[start of Supplied records]

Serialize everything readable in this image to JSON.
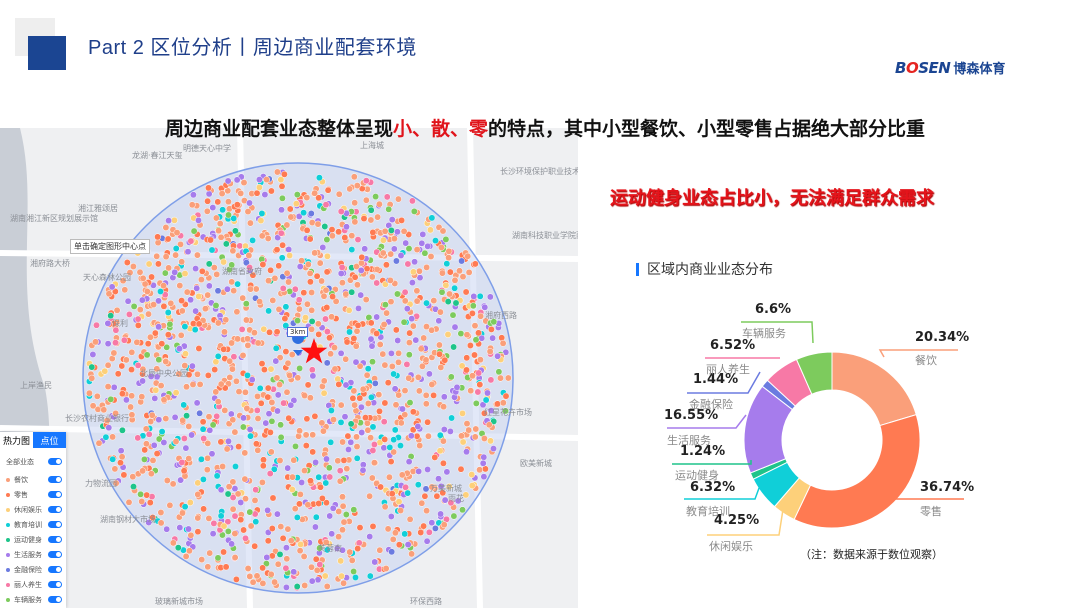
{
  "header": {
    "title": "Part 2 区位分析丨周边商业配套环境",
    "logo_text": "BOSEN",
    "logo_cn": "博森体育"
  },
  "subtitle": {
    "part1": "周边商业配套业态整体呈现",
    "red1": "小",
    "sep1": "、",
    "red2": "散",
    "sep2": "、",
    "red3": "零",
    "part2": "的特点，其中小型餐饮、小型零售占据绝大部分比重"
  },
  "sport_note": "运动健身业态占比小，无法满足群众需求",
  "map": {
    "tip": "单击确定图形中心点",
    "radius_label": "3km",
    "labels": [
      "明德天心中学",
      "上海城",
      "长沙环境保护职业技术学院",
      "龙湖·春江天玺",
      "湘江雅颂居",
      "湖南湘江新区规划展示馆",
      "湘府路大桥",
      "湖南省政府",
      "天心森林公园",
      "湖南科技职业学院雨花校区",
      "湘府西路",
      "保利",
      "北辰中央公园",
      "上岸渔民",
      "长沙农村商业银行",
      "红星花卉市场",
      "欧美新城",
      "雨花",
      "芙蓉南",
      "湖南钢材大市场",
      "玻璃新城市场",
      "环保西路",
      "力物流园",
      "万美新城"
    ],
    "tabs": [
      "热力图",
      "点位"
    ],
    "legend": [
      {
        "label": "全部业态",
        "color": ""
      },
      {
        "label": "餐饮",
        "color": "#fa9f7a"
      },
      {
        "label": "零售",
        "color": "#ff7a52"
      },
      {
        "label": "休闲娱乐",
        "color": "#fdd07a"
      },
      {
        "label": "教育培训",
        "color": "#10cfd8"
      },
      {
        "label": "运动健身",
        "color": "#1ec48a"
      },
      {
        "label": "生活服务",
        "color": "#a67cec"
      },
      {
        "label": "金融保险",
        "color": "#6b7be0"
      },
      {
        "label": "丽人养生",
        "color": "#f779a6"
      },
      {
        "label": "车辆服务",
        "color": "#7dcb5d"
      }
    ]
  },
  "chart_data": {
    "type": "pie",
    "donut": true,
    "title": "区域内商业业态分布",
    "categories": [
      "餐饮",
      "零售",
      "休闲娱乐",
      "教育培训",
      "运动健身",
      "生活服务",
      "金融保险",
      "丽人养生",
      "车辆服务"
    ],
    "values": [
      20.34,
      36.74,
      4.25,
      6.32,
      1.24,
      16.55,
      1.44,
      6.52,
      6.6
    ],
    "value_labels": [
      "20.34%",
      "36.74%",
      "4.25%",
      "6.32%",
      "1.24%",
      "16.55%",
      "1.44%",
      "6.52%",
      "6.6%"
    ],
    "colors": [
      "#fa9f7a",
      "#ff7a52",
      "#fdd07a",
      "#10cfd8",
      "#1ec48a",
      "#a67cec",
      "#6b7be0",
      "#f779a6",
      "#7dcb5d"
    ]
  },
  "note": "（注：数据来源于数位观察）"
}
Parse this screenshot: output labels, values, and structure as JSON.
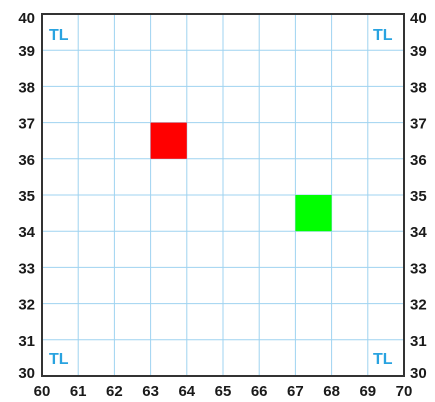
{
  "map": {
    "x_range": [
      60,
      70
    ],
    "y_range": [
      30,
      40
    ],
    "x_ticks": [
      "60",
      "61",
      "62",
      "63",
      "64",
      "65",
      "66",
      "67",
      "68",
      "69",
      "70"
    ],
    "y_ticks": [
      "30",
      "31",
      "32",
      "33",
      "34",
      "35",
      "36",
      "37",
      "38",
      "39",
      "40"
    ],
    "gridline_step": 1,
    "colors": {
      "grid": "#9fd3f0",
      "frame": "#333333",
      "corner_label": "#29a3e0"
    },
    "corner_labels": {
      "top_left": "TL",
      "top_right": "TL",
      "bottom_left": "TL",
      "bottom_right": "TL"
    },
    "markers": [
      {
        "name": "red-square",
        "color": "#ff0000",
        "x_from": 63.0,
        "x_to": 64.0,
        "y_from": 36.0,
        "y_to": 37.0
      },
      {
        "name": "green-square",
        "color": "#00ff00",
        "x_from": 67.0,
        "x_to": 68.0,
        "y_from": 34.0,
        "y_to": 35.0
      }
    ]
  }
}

[end of Supplied records]

> **Requirements**:
Skip every picture and transcribe the data above exactly.

> **Finished exercise**:
Serialize everything readable in this image to JSON.
{
  "header": {
    "title": "Part 2 区位分析丨周边商业配套环境",
    "logo_text": "BOSEN",
    "logo_cn": "博森体育"
  },
  "subtitle": {
    "part1": "周边商业配套业态整体呈现",
    "red1": "小",
    "sep1": "、",
    "red2": "散",
    "sep2": "、",
    "red3": "零",
    "part2": "的特点，其中小型餐饮、小型零售占据绝大部分比重"
  },
  "sport_note": "运动健身业态占比小，无法满足群众需求",
  "map": {
    "tip": "单击确定图形中心点",
    "radius_label": "3km",
    "labels": [
      "明德天心中学",
      "上海城",
      "长沙环境保护职业技术学院",
      "龙湖·春江天玺",
      "湘江雅颂居",
      "湖南湘江新区规划展示馆",
      "湘府路大桥",
      "湖南省政府",
      "天心森林公园",
      "湖南科技职业学院雨花校区",
      "湘府西路",
      "保利",
      "北辰中央公园",
      "上岸渔民",
      "长沙农村商业银行",
      "红星花卉市场",
      "欧美新城",
      "雨花",
      "芙蓉南",
      "湖南钢材大市场",
      "玻璃新城市场",
      "环保西路",
      "力物流园",
      "万美新城"
    ],
    "tabs": [
      "热力图",
      "点位"
    ],
    "legend": [
      {
        "label": "全部业态",
        "color": ""
      },
      {
        "label": "餐饮",
        "color": "#fa9f7a"
      },
      {
        "label": "零售",
        "color": "#ff7a52"
      },
      {
        "label": "休闲娱乐",
        "color": "#fdd07a"
      },
      {
        "label": "教育培训",
        "color": "#10cfd8"
      },
      {
        "label": "运动健身",
        "color": "#1ec48a"
      },
      {
        "label": "生活服务",
        "color": "#a67cec"
      },
      {
        "label": "金融保险",
        "color": "#6b7be0"
      },
      {
        "label": "丽人养生",
        "color": "#f779a6"
      },
      {
        "label": "车辆服务",
        "color": "#7dcb5d"
      }
    ]
  },
  "chart_data": {
    "type": "pie",
    "donut": true,
    "title": "区域内商业业态分布",
    "categories": [
      "餐饮",
      "零售",
      "休闲娱乐",
      "教育培训",
      "运动健身",
      "生活服务",
      "金融保险",
      "丽人养生",
      "车辆服务"
    ],
    "values": [
      20.34,
      36.74,
      4.25,
      6.32,
      1.24,
      16.55,
      1.44,
      6.52,
      6.6
    ],
    "value_labels": [
      "20.34%",
      "36.74%",
      "4.25%",
      "6.32%",
      "1.24%",
      "16.55%",
      "1.44%",
      "6.52%",
      "6.6%"
    ],
    "colors": [
      "#fa9f7a",
      "#ff7a52",
      "#fdd07a",
      "#10cfd8",
      "#1ec48a",
      "#a67cec",
      "#6b7be0",
      "#f779a6",
      "#7dcb5d"
    ]
  },
  "note": "（注：数据来源于数位观察）"
}
Parse this screenshot: output labels, values, and structure as JSON.
{
  "map": {
    "x_range": [
      60,
      70
    ],
    "y_range": [
      30,
      40
    ],
    "x_ticks": [
      "60",
      "61",
      "62",
      "63",
      "64",
      "65",
      "66",
      "67",
      "68",
      "69",
      "70"
    ],
    "y_ticks": [
      "30",
      "31",
      "32",
      "33",
      "34",
      "35",
      "36",
      "37",
      "38",
      "39",
      "40"
    ],
    "gridline_step": 1,
    "colors": {
      "grid": "#9fd3f0",
      "frame": "#333333",
      "corner_label": "#29a3e0"
    },
    "corner_labels": {
      "top_left": "TL",
      "top_right": "TL",
      "bottom_left": "TL",
      "bottom_right": "TL"
    },
    "markers": [
      {
        "name": "red-square",
        "color": "#ff0000",
        "x_from": 63.0,
        "x_to": 64.0,
        "y_from": 36.0,
        "y_to": 37.0
      },
      {
        "name": "green-square",
        "color": "#00ff00",
        "x_from": 67.0,
        "x_to": 68.0,
        "y_from": 34.0,
        "y_to": 35.0
      }
    ]
  }
}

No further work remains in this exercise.